• Task to carry out
Give only the number of lines in these records that contain the word "spread".

[Saved data entries]
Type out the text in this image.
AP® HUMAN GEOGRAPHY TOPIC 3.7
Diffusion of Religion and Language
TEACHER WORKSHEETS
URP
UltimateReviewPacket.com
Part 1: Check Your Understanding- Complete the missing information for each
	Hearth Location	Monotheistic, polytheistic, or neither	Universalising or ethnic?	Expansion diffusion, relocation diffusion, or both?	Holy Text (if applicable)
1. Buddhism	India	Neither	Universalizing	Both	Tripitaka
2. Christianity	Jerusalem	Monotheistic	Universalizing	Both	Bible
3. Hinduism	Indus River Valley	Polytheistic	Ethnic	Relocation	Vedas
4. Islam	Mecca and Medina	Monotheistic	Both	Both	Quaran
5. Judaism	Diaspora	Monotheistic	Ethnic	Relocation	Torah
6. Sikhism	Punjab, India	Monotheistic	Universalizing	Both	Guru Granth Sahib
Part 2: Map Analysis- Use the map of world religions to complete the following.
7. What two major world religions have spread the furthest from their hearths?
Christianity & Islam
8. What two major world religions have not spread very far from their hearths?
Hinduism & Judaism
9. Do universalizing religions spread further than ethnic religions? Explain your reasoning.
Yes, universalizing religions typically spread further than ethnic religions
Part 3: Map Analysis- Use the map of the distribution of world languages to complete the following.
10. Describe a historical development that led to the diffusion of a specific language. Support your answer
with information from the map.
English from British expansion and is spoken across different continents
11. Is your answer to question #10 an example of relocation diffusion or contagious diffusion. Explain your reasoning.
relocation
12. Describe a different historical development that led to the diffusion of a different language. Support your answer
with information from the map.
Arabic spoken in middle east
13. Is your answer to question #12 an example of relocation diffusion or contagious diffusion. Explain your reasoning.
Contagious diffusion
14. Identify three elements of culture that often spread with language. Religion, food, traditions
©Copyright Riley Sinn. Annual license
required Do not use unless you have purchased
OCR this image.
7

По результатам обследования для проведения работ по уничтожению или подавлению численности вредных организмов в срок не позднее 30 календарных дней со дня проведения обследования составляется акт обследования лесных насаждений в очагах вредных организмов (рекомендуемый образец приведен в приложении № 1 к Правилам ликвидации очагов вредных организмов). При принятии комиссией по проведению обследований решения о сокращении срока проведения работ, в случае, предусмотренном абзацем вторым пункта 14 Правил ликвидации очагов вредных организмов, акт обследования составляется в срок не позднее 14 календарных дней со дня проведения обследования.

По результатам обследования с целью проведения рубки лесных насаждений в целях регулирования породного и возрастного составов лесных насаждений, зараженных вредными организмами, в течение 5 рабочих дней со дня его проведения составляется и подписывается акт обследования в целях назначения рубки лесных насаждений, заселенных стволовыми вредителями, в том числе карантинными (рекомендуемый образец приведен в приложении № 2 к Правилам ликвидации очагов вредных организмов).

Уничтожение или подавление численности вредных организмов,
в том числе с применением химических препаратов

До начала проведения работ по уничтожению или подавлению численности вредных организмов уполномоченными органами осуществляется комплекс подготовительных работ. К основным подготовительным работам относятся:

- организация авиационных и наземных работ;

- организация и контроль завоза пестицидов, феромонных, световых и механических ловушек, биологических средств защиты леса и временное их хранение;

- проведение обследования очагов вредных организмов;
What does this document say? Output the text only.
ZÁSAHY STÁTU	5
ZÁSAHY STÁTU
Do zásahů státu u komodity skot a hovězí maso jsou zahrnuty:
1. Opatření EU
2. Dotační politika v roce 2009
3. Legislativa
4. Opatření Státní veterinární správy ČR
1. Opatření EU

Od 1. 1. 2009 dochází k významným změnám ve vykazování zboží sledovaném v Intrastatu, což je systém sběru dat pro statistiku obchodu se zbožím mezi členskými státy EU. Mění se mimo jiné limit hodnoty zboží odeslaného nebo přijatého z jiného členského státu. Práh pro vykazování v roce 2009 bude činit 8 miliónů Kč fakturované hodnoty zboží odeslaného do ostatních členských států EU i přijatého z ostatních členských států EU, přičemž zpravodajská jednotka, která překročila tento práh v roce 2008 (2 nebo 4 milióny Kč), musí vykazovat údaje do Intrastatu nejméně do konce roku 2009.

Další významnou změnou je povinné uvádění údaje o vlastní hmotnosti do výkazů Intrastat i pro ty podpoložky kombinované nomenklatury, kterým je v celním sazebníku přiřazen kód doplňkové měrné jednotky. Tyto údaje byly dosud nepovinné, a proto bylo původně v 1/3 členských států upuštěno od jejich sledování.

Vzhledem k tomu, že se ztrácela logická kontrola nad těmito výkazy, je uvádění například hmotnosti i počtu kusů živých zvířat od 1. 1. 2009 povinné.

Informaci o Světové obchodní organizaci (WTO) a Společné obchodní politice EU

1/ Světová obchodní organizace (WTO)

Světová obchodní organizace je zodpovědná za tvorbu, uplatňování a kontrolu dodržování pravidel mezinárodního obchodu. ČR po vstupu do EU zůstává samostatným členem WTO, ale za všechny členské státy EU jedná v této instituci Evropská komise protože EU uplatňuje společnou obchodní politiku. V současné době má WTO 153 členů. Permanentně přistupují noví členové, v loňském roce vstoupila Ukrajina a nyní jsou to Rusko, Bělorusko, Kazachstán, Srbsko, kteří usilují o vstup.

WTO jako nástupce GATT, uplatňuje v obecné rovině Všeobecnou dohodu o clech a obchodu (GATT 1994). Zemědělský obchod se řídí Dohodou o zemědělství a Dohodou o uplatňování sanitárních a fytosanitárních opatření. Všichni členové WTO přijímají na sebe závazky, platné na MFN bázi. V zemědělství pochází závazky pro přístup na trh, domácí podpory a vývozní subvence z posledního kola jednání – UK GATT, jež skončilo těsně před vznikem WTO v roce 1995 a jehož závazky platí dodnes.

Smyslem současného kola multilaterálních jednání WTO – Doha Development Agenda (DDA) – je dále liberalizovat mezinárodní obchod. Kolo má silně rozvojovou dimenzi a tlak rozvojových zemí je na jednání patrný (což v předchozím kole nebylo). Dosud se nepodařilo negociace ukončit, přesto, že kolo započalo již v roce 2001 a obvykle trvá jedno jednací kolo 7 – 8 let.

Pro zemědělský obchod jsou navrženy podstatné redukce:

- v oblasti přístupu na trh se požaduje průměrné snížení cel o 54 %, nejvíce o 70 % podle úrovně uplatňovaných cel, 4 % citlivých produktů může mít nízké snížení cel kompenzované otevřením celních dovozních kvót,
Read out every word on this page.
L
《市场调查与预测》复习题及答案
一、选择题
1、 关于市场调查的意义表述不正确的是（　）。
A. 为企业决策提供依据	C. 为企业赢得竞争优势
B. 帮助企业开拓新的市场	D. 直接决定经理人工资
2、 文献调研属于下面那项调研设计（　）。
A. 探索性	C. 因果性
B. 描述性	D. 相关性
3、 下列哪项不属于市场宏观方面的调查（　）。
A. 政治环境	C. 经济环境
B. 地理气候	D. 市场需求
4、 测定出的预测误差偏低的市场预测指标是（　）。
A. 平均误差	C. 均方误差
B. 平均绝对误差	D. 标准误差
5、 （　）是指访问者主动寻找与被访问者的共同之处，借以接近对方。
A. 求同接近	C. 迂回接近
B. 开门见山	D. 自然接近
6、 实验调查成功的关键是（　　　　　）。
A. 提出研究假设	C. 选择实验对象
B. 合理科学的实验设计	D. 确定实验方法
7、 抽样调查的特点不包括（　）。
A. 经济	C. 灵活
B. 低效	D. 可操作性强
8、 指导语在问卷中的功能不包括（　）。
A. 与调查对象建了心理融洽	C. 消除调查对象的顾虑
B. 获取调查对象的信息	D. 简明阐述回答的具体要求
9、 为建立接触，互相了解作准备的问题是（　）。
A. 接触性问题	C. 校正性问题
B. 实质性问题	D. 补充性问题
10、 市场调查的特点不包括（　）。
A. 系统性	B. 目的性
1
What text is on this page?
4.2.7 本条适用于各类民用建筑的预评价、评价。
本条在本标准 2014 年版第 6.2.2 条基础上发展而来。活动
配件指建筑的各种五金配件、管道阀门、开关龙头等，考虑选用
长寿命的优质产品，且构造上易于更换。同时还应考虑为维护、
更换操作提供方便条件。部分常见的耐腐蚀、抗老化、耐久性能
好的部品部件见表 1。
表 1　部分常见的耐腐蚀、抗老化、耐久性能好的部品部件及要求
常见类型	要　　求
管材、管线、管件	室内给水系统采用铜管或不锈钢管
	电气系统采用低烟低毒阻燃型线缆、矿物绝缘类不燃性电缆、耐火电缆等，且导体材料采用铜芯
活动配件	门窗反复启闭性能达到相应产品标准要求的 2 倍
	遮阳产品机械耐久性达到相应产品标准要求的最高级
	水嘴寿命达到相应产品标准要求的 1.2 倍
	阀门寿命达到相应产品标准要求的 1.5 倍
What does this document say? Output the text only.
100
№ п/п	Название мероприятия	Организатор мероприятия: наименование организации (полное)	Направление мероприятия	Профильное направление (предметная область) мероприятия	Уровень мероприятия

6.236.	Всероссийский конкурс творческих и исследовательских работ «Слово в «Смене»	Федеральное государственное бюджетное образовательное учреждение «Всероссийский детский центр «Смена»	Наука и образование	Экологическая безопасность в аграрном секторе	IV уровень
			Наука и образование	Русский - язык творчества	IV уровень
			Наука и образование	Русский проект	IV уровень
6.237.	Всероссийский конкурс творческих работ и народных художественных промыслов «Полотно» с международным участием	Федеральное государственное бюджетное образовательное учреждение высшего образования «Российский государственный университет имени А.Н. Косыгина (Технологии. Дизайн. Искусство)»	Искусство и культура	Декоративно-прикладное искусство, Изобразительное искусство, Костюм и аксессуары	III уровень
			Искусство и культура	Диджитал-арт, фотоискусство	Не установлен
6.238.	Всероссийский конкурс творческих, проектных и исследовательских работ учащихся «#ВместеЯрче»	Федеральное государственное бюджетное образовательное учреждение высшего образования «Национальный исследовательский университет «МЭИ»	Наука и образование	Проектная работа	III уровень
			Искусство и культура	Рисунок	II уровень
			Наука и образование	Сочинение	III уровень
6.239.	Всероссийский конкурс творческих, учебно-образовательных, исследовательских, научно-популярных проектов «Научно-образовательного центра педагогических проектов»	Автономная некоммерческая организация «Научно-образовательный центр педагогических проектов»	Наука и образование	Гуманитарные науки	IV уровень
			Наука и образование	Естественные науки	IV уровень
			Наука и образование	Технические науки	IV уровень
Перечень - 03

• Exercise result
5